Instruction A —
Please copy the starter circuit thread starting at "I'm honestly not" and ending at "that procedure done.", switching "wire leads" to "probe leads".
Instruction B —
In the starter circuit thread, what voltage did the meter read across the battery terminals with the switch in the run position?

Provided passage —

OK, so I've still got the same old problem.

Tonight I pulled out the multi-meter figuring I would check the resistance of the start circuit.

From the positive battery terminal to 30 post on the switch (wire disconnected from switch): 5 ohms

From the 50 post on the switch to the solenoid (both disconnected from switch and solenoid): 6 ohms

From 30 post to 50 post in with key in start position, wires disconnected: 5 ohms

I'm honestly not sure what would be considered OK but all of those readings seem kind of high.

I don't get it.
 
Matthew K:

With a VOM or DVM, it is common to touch the wire leads together and "zero" ohm out the meter.

With that procedure done.
From the (+) Battery Post to terminal 30 on the Ignition Switch should be ZERO ohms.
From terminal 30 to 50 on the Ignition Switch, with the key turned to the Start position, there be be ZERO ohms.
From Terminal 50 through the PTO Switch and Brake Switch, there should be ZERO ohms to the Small Terminal of the Starter Solenoid.

If you meter is Zero'd out and accurate, then I suspect some bad wires and/or terminal ends.

As a suggestion, run a jump wire from the (+) Battery Terminal directly to the small terminal on the starter solenoid, and see if the motor rolls over like it should.
 
I did that.

I have a DVM, the funny thing I noticed is that the reading would would start low then climb and then settle.

Of course it being a auto ranging DVM it's slower then death.

I'll try it again. I was working in the dark with not a ton of time.
 
I think I'm going to have to learn to live with it. Just keep the battery charged.

Went back today, tested everything before the switch, everything after the switch, and then the switch. No problems. Reinstall everything and the dead short jumps right back into the circuit.

Not only that but I get everything back together, go to mow the lawn and the stupid pin in the rear drive shaft coupler falls out again.

So, 2 night and I come out with negative gains, not positive.
 
Time to dig up an old thread.

Since my 1512D was in pieces anyway, I thought it was time to get down to the bottom of this voltage drop problem.

I rigged up my multi-meter with the red lead installed in the plug that goes to the starter solenoid and the black lead grounded to the battery.

What I found was at the starter switch level. Pretty much when you put the switch in the start position the voltage would drop from a healthy 12+ volts to 9-10 volts. I disconnected pole 30 & 50 and touched the two together and presto, a clean 12 volts to the solenoid.

That's not the answer though, or at least I don't think it is. I can make the switch function properly when I disconnect poles 17 & 19 (glow plugs). So, with everything hooked back up and the meter just across the battery terminals:

The switch in the Glow Plug position (turned backwards): 9-10 volts

The switch in the off position: 12 volts

The switch in the run position: 12 volts

The switch in the start position: 9-10 volts.

It seems that when the key is the the start position it's also running the glow-plugs, and that's what's killing me as there's not enough juice there to kick in the solenoid.

Both with the key in the glow-plug position and in the start position the amp meter shows full discharge.

So, how should I proceed?

Thanks,
 
Some more notes:

I found my better wiring diagram and it is suppose to run the glow-plugs in the start position.

Layout records:
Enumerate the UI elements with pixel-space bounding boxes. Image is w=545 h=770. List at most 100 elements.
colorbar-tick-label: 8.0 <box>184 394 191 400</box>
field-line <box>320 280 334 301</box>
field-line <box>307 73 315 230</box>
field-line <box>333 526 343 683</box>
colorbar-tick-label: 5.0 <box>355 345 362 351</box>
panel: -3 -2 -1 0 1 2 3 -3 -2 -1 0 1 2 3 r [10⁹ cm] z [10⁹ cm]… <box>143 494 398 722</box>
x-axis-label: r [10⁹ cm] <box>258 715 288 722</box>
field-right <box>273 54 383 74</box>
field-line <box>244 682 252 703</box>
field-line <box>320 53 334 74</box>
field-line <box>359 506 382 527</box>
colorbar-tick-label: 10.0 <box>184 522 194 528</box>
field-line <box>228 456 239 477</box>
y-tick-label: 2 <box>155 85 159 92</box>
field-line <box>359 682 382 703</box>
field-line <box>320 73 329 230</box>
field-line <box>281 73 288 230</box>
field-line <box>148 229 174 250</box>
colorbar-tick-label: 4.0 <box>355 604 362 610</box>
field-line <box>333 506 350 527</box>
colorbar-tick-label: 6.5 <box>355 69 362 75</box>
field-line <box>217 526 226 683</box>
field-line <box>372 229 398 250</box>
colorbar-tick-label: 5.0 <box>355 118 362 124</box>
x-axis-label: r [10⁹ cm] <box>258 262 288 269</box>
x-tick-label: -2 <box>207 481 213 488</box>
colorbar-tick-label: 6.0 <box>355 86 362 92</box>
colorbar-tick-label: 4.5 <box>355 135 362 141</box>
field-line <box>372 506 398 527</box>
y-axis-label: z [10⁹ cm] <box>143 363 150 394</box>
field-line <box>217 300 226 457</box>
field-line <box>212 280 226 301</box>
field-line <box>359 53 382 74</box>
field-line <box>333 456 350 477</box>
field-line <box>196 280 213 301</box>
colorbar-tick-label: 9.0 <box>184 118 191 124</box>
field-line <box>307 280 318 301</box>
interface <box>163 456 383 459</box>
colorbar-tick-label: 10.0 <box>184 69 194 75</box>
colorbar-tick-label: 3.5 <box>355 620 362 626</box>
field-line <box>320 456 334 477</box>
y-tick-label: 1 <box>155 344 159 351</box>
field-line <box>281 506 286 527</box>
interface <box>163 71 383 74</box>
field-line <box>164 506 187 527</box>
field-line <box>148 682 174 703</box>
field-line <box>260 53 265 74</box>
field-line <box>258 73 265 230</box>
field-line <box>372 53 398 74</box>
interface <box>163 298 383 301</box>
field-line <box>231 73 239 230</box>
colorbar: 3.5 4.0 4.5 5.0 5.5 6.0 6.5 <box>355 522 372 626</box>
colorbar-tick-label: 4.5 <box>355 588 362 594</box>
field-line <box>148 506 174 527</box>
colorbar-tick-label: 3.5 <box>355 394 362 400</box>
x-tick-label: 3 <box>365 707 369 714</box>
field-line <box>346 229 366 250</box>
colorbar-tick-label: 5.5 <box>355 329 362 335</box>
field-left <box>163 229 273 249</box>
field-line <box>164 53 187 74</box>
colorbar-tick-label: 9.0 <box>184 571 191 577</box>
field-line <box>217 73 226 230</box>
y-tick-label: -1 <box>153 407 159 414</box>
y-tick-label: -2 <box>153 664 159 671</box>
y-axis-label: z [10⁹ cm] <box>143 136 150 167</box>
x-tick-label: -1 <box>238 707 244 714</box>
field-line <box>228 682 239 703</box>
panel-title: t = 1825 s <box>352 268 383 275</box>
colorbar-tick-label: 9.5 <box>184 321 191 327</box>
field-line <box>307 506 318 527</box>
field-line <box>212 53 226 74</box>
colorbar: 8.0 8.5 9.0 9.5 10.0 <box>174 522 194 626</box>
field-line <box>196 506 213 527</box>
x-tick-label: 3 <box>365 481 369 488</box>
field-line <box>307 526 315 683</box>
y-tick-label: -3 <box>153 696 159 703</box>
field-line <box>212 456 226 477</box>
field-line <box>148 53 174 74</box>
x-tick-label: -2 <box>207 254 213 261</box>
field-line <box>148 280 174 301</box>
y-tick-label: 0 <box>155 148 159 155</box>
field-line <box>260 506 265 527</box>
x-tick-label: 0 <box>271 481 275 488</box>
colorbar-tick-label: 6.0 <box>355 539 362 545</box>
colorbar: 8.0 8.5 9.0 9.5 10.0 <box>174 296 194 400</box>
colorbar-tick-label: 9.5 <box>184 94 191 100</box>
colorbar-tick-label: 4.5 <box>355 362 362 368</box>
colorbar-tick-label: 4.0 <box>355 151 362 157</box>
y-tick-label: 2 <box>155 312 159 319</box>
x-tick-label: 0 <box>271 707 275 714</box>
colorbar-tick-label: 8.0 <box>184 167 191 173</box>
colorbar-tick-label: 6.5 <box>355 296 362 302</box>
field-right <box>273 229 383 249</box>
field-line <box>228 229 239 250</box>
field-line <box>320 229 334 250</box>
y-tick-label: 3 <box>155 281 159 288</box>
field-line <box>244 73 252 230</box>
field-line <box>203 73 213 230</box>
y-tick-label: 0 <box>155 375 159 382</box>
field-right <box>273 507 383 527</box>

Complete answer A —
I'm honestly not sure what would be considered OK but all of those readings seem kind of high.

I don't get it.
 
Matthew K:

With a VOM or DVM, it is common to touch the probe leads together and "zero" ohm out the meter.

With that procedure done.

Complete answer B —
12 volts.